Data entries:
● ● ● ●
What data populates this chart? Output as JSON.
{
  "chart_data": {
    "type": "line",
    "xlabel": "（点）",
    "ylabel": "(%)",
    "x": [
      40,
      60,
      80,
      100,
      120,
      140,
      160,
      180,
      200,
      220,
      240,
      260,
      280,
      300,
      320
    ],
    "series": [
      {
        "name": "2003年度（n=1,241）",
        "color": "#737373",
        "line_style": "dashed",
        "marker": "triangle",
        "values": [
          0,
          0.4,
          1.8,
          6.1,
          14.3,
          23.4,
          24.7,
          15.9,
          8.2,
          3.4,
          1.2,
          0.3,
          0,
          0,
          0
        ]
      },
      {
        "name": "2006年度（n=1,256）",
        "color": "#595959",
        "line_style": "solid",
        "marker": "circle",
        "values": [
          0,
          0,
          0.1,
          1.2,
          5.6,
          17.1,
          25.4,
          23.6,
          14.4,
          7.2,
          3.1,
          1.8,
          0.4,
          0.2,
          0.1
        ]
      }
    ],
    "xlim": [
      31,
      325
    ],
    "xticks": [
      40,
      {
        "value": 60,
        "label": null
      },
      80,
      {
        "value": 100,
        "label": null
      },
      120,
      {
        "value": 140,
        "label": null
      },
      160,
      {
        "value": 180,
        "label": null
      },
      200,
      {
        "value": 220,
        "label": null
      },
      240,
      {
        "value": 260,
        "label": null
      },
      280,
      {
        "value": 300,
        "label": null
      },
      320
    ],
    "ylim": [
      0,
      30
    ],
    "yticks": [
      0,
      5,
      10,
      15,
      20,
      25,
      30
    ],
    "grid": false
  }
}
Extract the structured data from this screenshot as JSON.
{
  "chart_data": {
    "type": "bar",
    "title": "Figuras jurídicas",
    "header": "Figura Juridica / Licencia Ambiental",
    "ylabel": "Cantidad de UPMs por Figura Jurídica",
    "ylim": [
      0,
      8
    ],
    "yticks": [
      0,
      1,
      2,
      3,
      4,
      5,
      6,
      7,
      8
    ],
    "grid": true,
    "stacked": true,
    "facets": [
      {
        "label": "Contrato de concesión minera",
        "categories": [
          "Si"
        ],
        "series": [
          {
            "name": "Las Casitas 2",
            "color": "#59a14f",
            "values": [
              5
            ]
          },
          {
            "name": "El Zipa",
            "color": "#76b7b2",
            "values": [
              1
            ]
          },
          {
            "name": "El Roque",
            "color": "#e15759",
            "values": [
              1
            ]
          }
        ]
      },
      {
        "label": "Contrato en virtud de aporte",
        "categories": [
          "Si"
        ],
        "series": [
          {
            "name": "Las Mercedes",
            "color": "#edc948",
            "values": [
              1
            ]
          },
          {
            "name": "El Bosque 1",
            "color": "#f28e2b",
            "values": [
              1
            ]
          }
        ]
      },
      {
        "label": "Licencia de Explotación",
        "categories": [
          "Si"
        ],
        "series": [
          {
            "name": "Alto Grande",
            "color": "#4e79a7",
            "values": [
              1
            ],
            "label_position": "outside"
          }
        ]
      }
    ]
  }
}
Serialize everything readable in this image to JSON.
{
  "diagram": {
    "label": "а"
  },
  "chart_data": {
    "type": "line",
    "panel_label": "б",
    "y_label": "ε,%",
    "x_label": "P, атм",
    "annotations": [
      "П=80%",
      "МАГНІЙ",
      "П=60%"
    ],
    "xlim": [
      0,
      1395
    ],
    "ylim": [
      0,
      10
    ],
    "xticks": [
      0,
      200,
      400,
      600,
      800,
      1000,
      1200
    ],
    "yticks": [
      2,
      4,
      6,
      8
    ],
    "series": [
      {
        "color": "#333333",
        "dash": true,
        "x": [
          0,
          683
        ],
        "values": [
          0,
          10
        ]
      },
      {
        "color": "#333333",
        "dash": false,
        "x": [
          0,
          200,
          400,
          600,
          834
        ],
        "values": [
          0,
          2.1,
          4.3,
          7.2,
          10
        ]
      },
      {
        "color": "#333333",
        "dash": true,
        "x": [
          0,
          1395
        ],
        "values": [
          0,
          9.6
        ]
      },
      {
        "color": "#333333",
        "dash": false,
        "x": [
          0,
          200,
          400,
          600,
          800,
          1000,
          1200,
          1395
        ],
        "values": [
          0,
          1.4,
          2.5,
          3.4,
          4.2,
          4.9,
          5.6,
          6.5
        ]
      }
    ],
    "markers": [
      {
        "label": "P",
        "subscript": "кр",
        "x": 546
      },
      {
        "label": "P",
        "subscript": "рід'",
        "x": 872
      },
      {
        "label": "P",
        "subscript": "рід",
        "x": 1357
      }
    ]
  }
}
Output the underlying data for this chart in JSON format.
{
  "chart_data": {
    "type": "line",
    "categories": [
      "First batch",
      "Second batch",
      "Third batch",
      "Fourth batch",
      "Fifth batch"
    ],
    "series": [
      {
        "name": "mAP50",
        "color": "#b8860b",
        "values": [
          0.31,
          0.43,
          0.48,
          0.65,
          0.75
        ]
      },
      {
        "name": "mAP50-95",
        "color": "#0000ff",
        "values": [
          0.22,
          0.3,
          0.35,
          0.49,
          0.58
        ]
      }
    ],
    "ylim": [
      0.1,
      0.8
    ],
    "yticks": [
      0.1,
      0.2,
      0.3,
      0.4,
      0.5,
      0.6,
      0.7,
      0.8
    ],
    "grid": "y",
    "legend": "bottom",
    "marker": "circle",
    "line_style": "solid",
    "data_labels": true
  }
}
● ● ● ●
*YOUR OBJECTIVE*: Write out the entire listing exactly.

*COMPLETE RESPONSE*:
What data populates this chart? Output as JSON.
{
  "chart_data": {
    "type": "line",
    "xlabel": "（点）",
    "ylabel": "(%)",
    "x": [
      40,
      60,
      80,
      100,
      120,
      140,
      160,
      180,
      200,
      220,
      240,
      260,
      280,
      300,
      320
    ],
    "series": [
      {
        "name": "2003年度（n=1,241）",
        "color": "#737373",
        "line_style": "dashed",
        "marker": "triangle",
        "values": [
          0,
          0.4,
          1.8,
          6.1,
          14.3,
          23.4,
          24.7,
          15.9,
          8.2,
          3.4,
          1.2,
          0.3,
          0,
          0,
          0
        ]
      },
      {
        "name": "2006年度（n=1,256）",
        "color": "#595959",
        "line_style": "solid",
        "marker": "circle",
        "values": [
          0,
          0,
          0.1,
          1.2,
          5.6,
          17.1,
          25.4,
          23.6,
          14.4,
          7.2,
          3.1,
          1.8,
          0.4,
          0.2,
          0.1
        ]
      }
    ],
    "xlim": [
      31,
      325
    ],
    "xticks": [
      40,
      {
        "value": 60,
        "label": null
      },
      80,
      {
        "value": 100,
        "label": null
      },
      120,
      {
        "value": 140,
        "label": null
      },
      160,
      {
        "value": 180,
        "label": null
      },
      200,
      {
        "value": 220,
        "label": null
      },
      240,
      {
        "value": 260,
        "label": null
      },
      280,
      {
        "value": 300,
        "label": null
      },
      320
    ],
    "ylim": [
      0,
      30
    ],
    "yticks": [
      0,
      5,
      10,
      15,
      20,
      25,
      30
    ],
    "grid": false
  }
}
Extract the structured data from this screenshot as JSON.
{
  "chart_data": {
    "type": "bar",
    "title": "Figuras jurídicas",
    "header": "Figura Juridica / Licencia Ambiental",
    "ylabel": "Cantidad de UPMs por Figura Jurídica",
    "ylim": [
      0,
      8
    ],
    "yticks": [
      0,
      1,
      2,
      3,
      4,
      5,
      6,
      7,
      8
    ],
    "grid": true,
    "stacked": true,
    "facets": [
      {
        "label": "Contrato de concesión minera",
        "categories": [
          "Si"
        ],
        "series": [
          {
            "name": "Las Casitas 2",
            "color": "#59a14f",
            "values": [
              5
            ]
          },
          {
            "name": "El Zipa",
            "color": "#76b7b2",
            "values": [
              1
            ]
          },
          {
            "name": "El Roque",
            "color": "#e15759",
            "values": [
              1
            ]
          }
        ]
      },
      {
        "label": "Contrato en virtud de aporte",
        "categories": [
          "Si"
        ],
        "series": [
          {
            "name": "Las Mercedes",
            "color": "#edc948",
            "values": [
              1
            ]
          },
          {
            "name": "El Bosque 1",
            "color": "#f28e2b",
            "values": [
              1
            ]
          }
        ]
      },
      {
        "label": "Licencia de Explotación",
        "categories": [
          "Si"
        ],
        "series": [
          {
            "name": "Alto Grande",
            "color": "#4e79a7",
            "values": [
              1
            ],
            "label_position": "outside"
          }
        ]
      }
    ]
  }
}
Serialize everything readable in this image to JSON.
{
  "diagram": {
    "label": "а"
  },
  "chart_data": {
    "type": "line",
    "panel_label": "б",
    "y_label": "ε,%",
    "x_label": "P, атм",
    "annotations": [
      "П=80%",
      "МАГНІЙ",
      "П=60%"
    ],
    "xlim": [
      0,
      1395
    ],
    "ylim": [
      0,
      10
    ],
    "xticks": [
      0,
      200,
      400,
      600,
      800,
      1000,
      1200
    ],
    "yticks": [
      2,
      4,
      6,
      8
    ],
    "series": [
      {
        "color": "#333333",
        "dash": true,
        "x": [
          0,
          683
        ],
        "values": [
          0,
          10
        ]
      },
      {
        "color": "#333333",
        "dash": false,
        "x": [
          0,
          200,
          400,
          600,
          834
        ],
        "values": [
          0,
          2.1,
          4.3,
          7.2,
          10
        ]
      },
      {
        "color": "#333333",
        "dash": true,
        "x": [
          0,
          1395
        ],
        "values": [
          0,
          9.6
        ]
      },
      {
        "color": "#333333",
        "dash": false,
        "x": [
          0,
          200,
          400,
          600,
          800,
          1000,
          1200,
          1395
        ],
        "values": [
          0,
          1.4,
          2.5,
          3.4,
          4.2,
          4.9,
          5.6,
          6.5
        ]
      }
    ],
    "markers": [
      {
        "label": "P",
        "subscript": "кр",
        "x": 546
      },
      {
        "label": "P",
        "subscript": "рід'",
        "x": 872
      },
      {
        "label": "P",
        "subscript": "рід",
        "x": 1357
      }
    ]
  }
}
Output the underlying data for this chart in JSON format.
{
  "chart_data": {
    "type": "line",
    "categories": [
      "First batch",
      "Second batch",
      "Third batch",
      "Fourth batch",
      "Fifth batch"
    ],
    "series": [
      {
        "name": "mAP50",
        "color": "#b8860b",
        "values": [
          0.31,
          0.43,
          0.48,
          0.65,
          0.75
        ]
      },
      {
        "name": "mAP50-95",
        "color": "#0000ff",
        "values": [
          0.22,
          0.3,
          0.35,
          0.49,
          0.58
        ]
      }
    ],
    "ylim": [
      0.1,
      0.8
    ],
    "yticks": [
      0.1,
      0.2,
      0.3,
      0.4,
      0.5,
      0.6,
      0.7,
      0.8
    ],
    "grid": "y",
    "legend": "bottom",
    "marker": "circle",
    "line_style": "solid",
    "data_labels": true
  }
}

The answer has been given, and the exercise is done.